EXERCISE 1
In the records, take the stretch from the line containing "hero-title: Humanize AI" through the line containing "hero-tagline: DETECT •" and rewrite it with "interactable" replaced by "clickable", leaving everything else unchanged. Give only those lines.

GIVEN PASSAGE
——

UTS: Communication: Cultural Studies
Credit points: 8 cp
Result Type: Grade, no marks

Handbook description

This subject engages students in critical examination, discussion and reflection on some of the key ideas and intellectual movements in world history and how these inform current social, cultural, economic and political thought and practice. In particular, it explores how ideas and worldviews frame and influence communication socially, culturally and politically. Students explore non-Western as well as Western ideas and viewpoints and ways of understanding human history including those ideas and intellectual traditions attached to the categories of the 'modern' and modernity, the 'post-modern' and post-modernity and 'tradition' – culture, custom and community. These are examined through various themes from multiple cultural perspectives and activities which include those based in museums and other sites where ideas and their histories are represented.

Subject objectives/outcomes

At the completion of this subject, students are expected to be able to:

  1. compare key ideas in social, political and economic movements to contemporary situations
  2. understanding a piece of writing in relation to intellectual history to determine the context of an author's work
  3. organise relationships between dominant and subordinate ideas into a coherent essay structure
  4. judge the merits of written work based on specified criteria
  5. produce a collection of essays at a publishable standard of scholarship

Contribution to graduate profile

This subject makes a major contribution to the students' capacity to think analytically, using key concepts in the social sciences and humanities, to evaluate their own work and manage projects. It also makes a contribution to their capacity to respect a plurality of perspectives.

——

SUPPLIED RECORDS
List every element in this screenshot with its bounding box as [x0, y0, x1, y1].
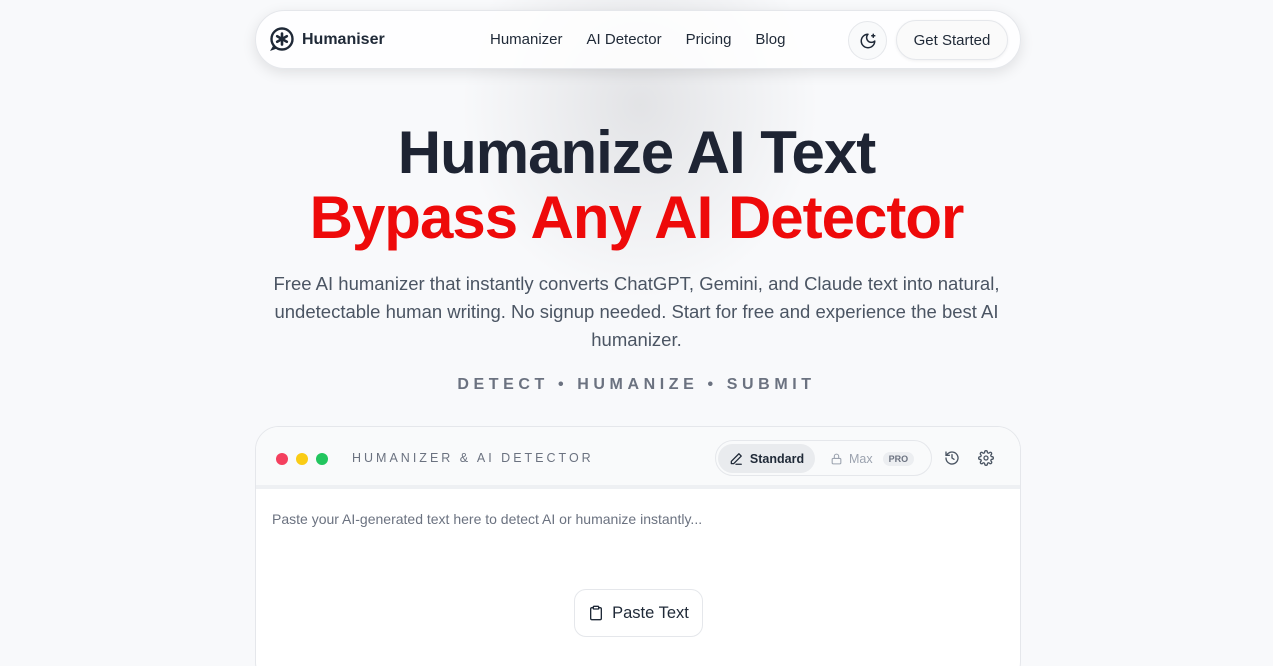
hero-title: Humanize AI Text: [397, 119, 876, 186]
brand[interactable]: Humaniser: [268, 27, 385, 53]
mode-max-label: Max: [849, 451, 873, 466]
mode-selector: Standard Max PRO: [715, 440, 932, 476]
asterisk-bubble-logo-icon: [270, 27, 294, 51]
history-button[interactable]: [942, 448, 962, 468]
paste-text-button[interactable]: Paste Text: [574, 589, 703, 637]
settings-button[interactable]: [976, 448, 996, 468]
get-started-button[interactable]: Get Started: [896, 20, 1008, 60]
hero-tagline: DETECT • HUMANIZE • SUBMIT: [457, 376, 816, 393]
pencil-icon: [730, 452, 742, 465]
lock-icon: [831, 453, 842, 464]
text-input-area[interactable]: Paste your AI-generated text here to det…: [272, 511, 702, 527]
nav-link-blog[interactable]: Blog: [755, 31, 785, 48]
humanizer-tool-card: HUMANIZER & AI DETECTOR Standard Max PRO: [255, 426, 1021, 666]
window-dots: [276, 453, 328, 465]
hero-subtitle: Bypass Any AI Detector: [309, 184, 965, 251]
tool-title: HUMANIZER & AI DETECTOR: [352, 451, 594, 465]
nav-link-pricing[interactable]: Pricing: [686, 31, 732, 48]
paste-text-label: Paste Text: [612, 603, 689, 622]
history-icon: [945, 451, 959, 465]
mode-standard-button[interactable]: Standard: [718, 444, 815, 473]
red-dot: [276, 453, 288, 465]
clipboard-icon: [590, 605, 603, 621]
brand-name: Humaniser: [302, 31, 385, 48]
top-navbar: Humaniser Humanizer AI Detector Pricing …: [255, 10, 1021, 69]
green-dot: [316, 453, 328, 465]
moon-icon: [860, 33, 875, 48]
nav-link-humanizer[interactable]: Humanizer: [490, 31, 563, 48]
gear-icon: [978, 450, 994, 466]
theme-toggle-button[interactable]: [848, 21, 887, 60]
yellow-dot: [296, 453, 308, 465]
hero-description: Free AI humanizer that instantly convert…: [273, 273, 1000, 350]
tool-header: HUMANIZER & AI DETECTOR Standard Max PRO: [256, 427, 1020, 489]
mode-standard-label: Standard: [749, 451, 805, 466]
pro-badge: PRO: [882, 451, 915, 466]
nav-links: Humanizer AI Detector Pricing Blog: [490, 31, 785, 48]
nav-link-ai-detector[interactable]: AI Detector: [587, 31, 662, 48]
mode-max-button[interactable]: Max PRO: [830, 444, 915, 473]
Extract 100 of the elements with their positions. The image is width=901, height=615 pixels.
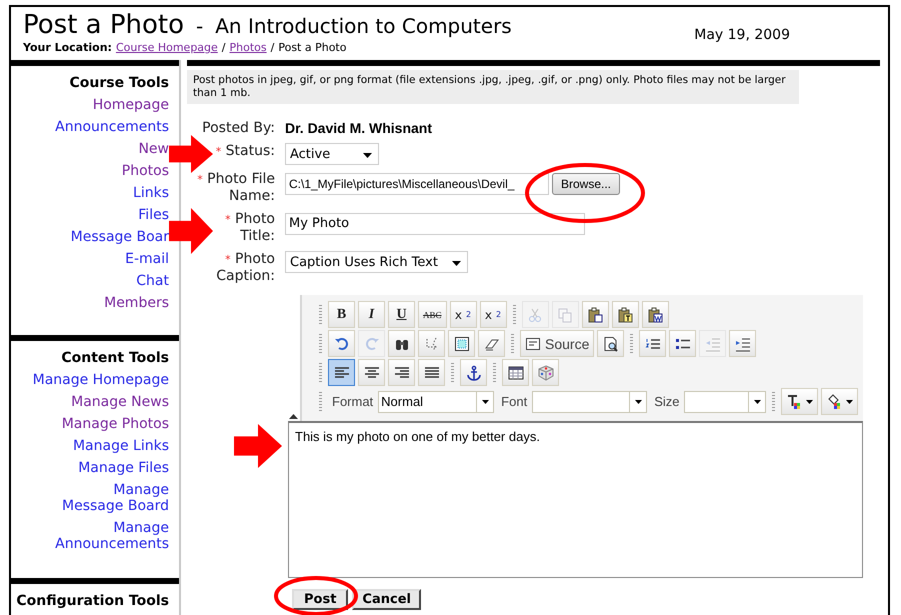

——

EXERCISE 2
Decide whether each statement agrees with the cultural studies subject description, answering yes or no and quoting the words that decide it: (a) The subject is worth 8 credit points. (b) Results for the subject are given as marks. (c) The subject examines only Western ideas.

EXPECTED ANSWER 1
hero-title: Humanize AI Text: [397, 119, 876, 186]
brand[clickable]: Humaniser: [268, 27, 385, 53]
mode-max-label: Max: [849, 451, 873, 466]
mode-selector: Standard Max PRO: [715, 440, 932, 476]
asterisk-bubble-logo-icon: [270, 27, 294, 51]
history-button[clickable]: [942, 448, 962, 468]
paste-text-button[clickable]: Paste Text: [574, 589, 703, 637]
settings-button[clickable]: [976, 448, 996, 468]
get-started-button[clickable]: Get Started: [896, 20, 1008, 60]
hero-tagline: DETECT • HUMANIZE • SUBMIT: [457, 376, 816, 393]

EXPECTED ANSWER 2
(a) Yes: "Credit points: 8 cp"
(b) No: "Result Type: Grade, no marks"
(c) No: "Students explore non-Western as well as Western ideas and viewpoints"